→ Written problem
Restate the listing that follows word for word, without its pictures.

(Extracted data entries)
☆ ☆ ☆ ☆ ☆ ☆ ☆
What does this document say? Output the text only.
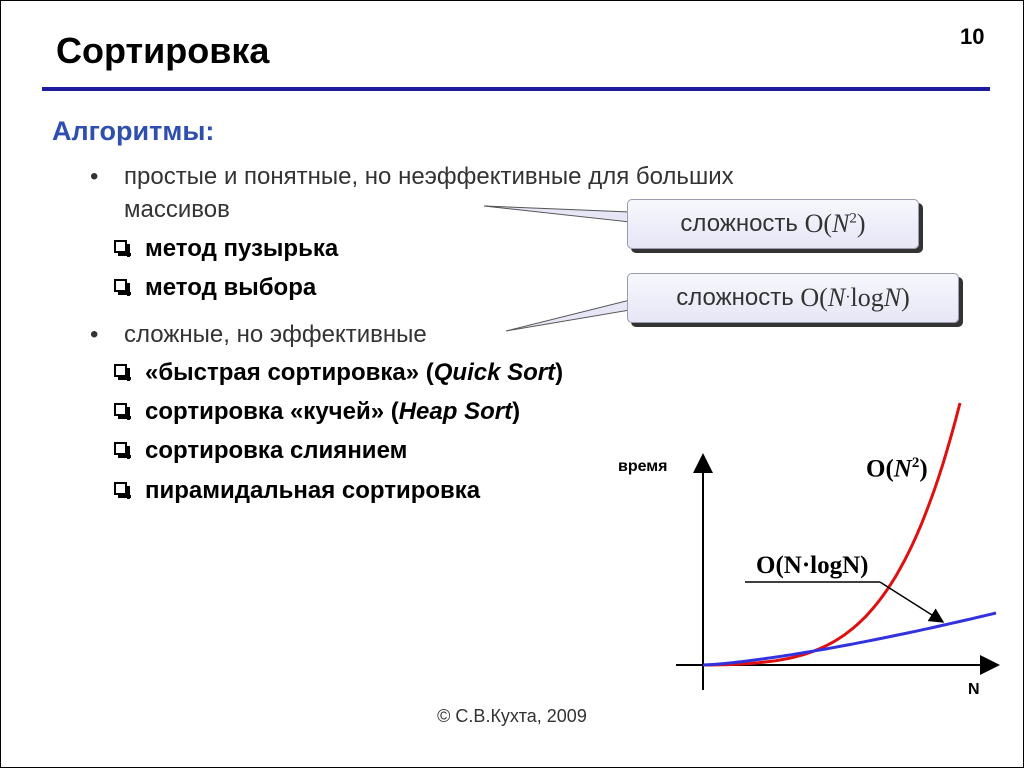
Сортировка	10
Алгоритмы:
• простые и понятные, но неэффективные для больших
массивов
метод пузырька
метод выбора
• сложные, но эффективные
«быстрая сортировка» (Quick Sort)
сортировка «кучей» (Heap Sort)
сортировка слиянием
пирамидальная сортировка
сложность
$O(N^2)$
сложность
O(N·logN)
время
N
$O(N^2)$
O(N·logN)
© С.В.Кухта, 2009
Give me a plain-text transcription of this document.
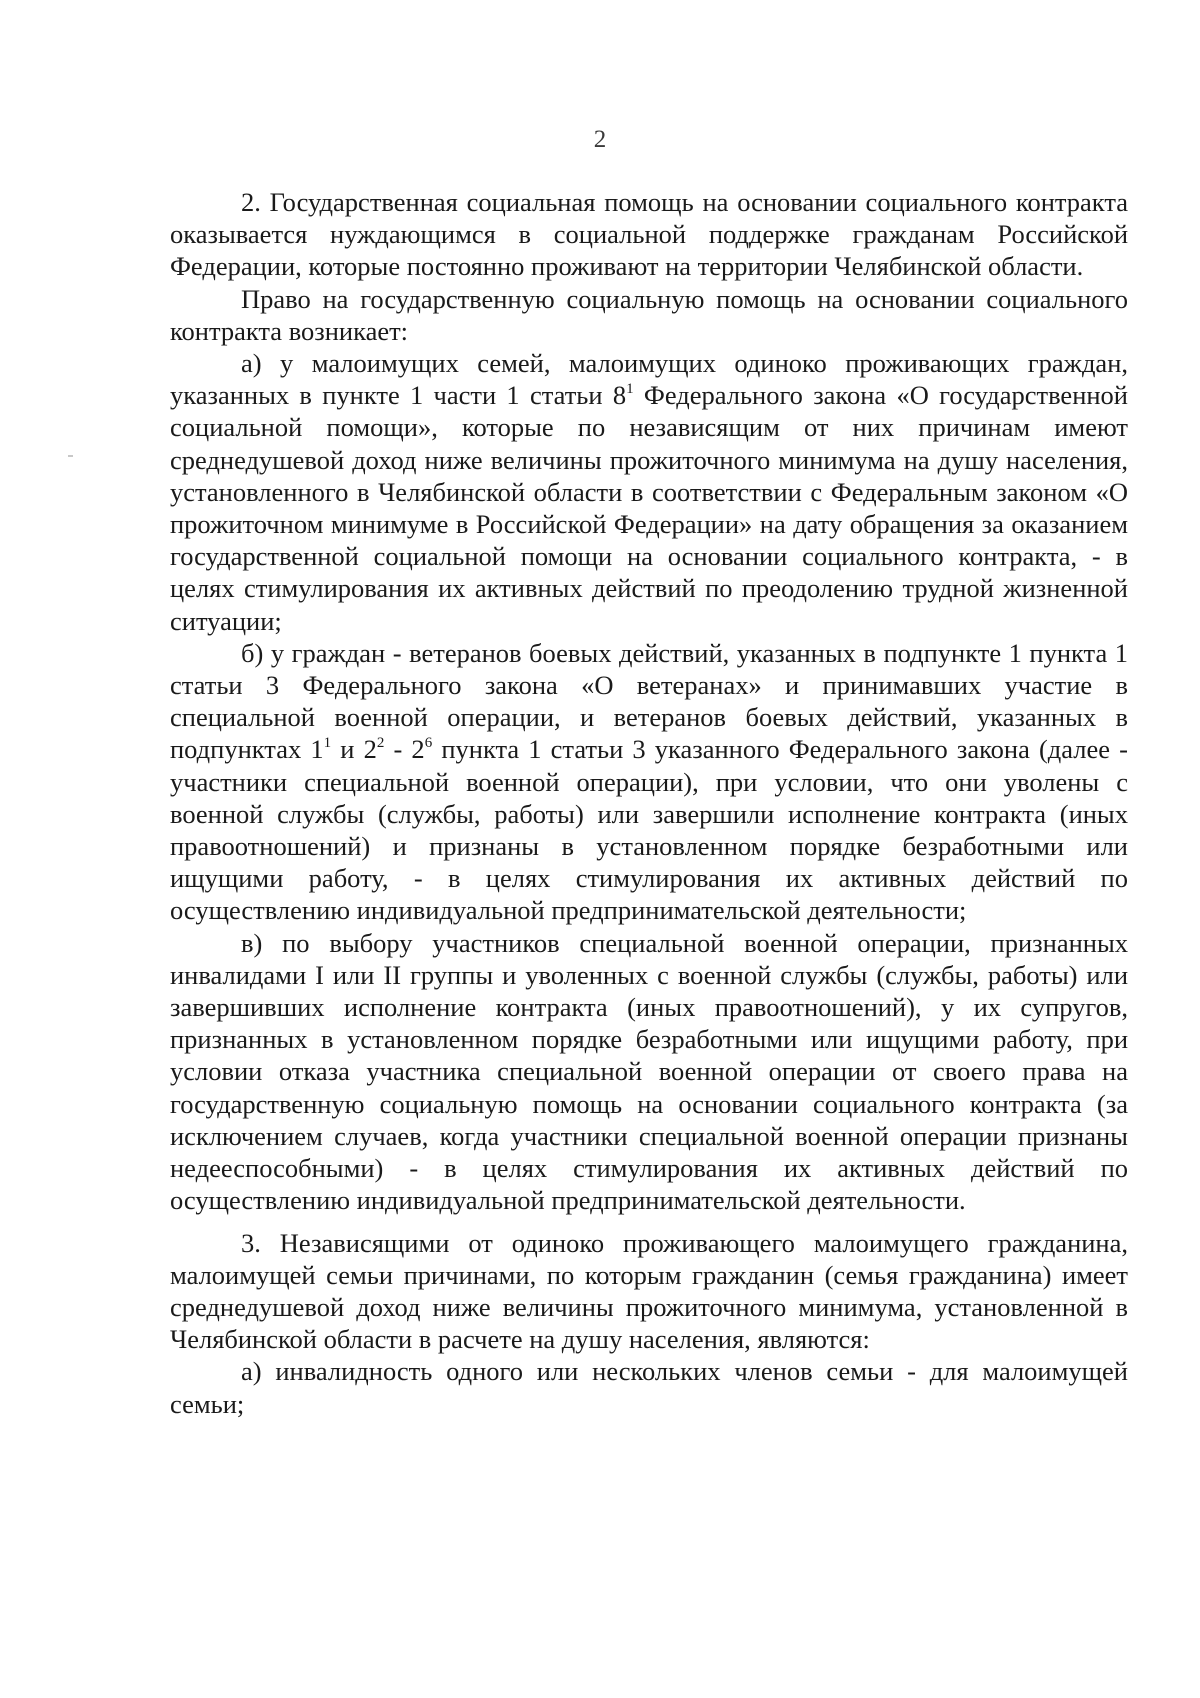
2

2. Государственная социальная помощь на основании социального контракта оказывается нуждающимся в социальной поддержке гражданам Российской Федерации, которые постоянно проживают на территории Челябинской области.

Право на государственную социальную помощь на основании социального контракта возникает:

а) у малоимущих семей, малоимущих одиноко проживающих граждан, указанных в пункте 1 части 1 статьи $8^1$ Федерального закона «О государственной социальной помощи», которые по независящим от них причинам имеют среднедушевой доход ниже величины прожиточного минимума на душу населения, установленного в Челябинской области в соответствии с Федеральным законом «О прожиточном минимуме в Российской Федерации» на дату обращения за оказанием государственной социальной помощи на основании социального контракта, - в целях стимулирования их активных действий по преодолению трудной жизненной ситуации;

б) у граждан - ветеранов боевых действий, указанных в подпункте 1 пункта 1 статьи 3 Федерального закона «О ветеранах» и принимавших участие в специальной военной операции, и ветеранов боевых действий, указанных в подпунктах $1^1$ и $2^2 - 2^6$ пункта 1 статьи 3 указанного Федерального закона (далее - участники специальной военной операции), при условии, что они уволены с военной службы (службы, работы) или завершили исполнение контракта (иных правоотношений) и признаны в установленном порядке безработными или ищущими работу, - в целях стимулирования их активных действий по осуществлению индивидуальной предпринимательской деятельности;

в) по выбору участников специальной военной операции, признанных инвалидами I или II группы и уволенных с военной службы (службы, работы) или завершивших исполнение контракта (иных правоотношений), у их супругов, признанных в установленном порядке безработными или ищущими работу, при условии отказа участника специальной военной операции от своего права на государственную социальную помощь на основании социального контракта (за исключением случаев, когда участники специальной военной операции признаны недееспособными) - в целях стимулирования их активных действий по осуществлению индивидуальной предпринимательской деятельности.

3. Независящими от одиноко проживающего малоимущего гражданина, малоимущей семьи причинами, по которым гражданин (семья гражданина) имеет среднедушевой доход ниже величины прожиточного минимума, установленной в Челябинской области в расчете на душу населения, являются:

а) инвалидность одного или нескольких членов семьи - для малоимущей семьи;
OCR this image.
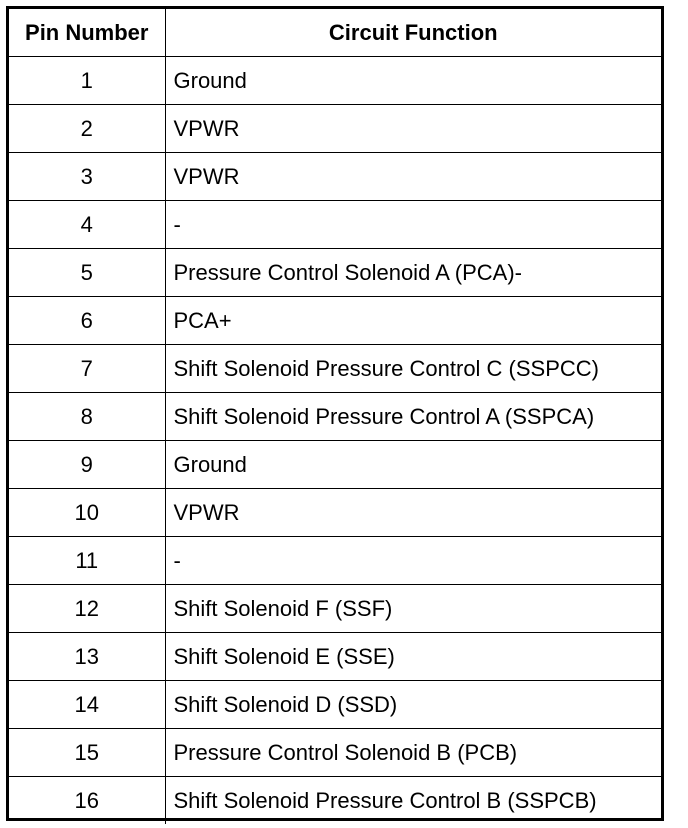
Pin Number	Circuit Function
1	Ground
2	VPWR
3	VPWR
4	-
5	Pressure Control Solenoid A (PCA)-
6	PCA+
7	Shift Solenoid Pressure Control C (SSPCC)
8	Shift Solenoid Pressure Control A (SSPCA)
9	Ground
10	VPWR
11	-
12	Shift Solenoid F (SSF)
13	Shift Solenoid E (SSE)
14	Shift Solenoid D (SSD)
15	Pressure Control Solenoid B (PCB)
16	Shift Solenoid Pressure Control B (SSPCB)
☆ ☆ ☆ ☆ ☆ ☆ ☆
→ Complete response
What does this document say? Output the text only.
Сортировка	10
Алгоритмы:
• простые и понятные, но неэффективные для больших
массивов
метод пузырька
метод выбора
• сложные, но эффективные
«быстрая сортировка» (Quick Sort)
сортировка «кучей» (Heap Sort)
сортировка слиянием
пирамидальная сортировка
сложность
$O(N^2)$
сложность
O(N·logN)
время
N
$O(N^2)$
O(N·logN)
© С.В.Кухта, 2009
Give me a plain-text transcription of this document.
2

2. Государственная социальная помощь на основании социального контракта оказывается нуждающимся в социальной поддержке гражданам Российской Федерации, которые постоянно проживают на территории Челябинской области.

Право на государственную социальную помощь на основании социального контракта возникает:

а) у малоимущих семей, малоимущих одиноко проживающих граждан, указанных в пункте 1 части 1 статьи $8^1$ Федерального закона «О государственной социальной помощи», которые по независящим от них причинам имеют среднедушевой доход ниже величины прожиточного минимума на душу населения, установленного в Челябинской области в соответствии с Федеральным законом «О прожиточном минимуме в Российской Федерации» на дату обращения за оказанием государственной социальной помощи на основании социального контракта, - в целях стимулирования их активных действий по преодолению трудной жизненной ситуации;

б) у граждан - ветеранов боевых действий, указанных в подпункте 1 пункта 1 статьи 3 Федерального закона «О ветеранах» и принимавших участие в специальной военной операции, и ветеранов боевых действий, указанных в подпунктах $1^1$ и $2^2 - 2^6$ пункта 1 статьи 3 указанного Федерального закона (далее - участники специальной военной операции), при условии, что они уволены с военной службы (службы, работы) или завершили исполнение контракта (иных правоотношений) и признаны в установленном порядке безработными или ищущими работу, - в целях стимулирования их активных действий по осуществлению индивидуальной предпринимательской деятельности;

в) по выбору участников специальной военной операции, признанных инвалидами I или II группы и уволенных с военной службы (службы, работы) или завершивших исполнение контракта (иных правоотношений), у их супругов, признанных в установленном порядке безработными или ищущими работу, при условии отказа участника специальной военной операции от своего права на государственную социальную помощь на основании социального контракта (за исключением случаев, когда участники специальной военной операции признаны недееспособными) - в целях стимулирования их активных действий по осуществлению индивидуальной предпринимательской деятельности.

3. Независящими от одиноко проживающего малоимущего гражданина, малоимущей семьи причинами, по которым гражданин (семья гражданина) имеет среднедушевой доход ниже величины прожиточного минимума, установленной в Челябинской области в расчете на душу населения, являются:

а) инвалидность одного или нескольких членов семьи - для малоимущей семьи;
OCR this image.
Pin Number	Circuit Function
1	Ground
2	VPWR
3	VPWR
4	-
5	Pressure Control Solenoid A (PCA)-
6	PCA+
7	Shift Solenoid Pressure Control C (SSPCC)
8	Shift Solenoid Pressure Control A (SSPCA)
9	Ground
10	VPWR
11	-
12	Shift Solenoid F (SSF)
13	Shift Solenoid E (SSE)
14	Shift Solenoid D (SSD)
15	Pressure Control Solenoid B (PCB)
16	Shift Solenoid Pressure Control B (SSPCB)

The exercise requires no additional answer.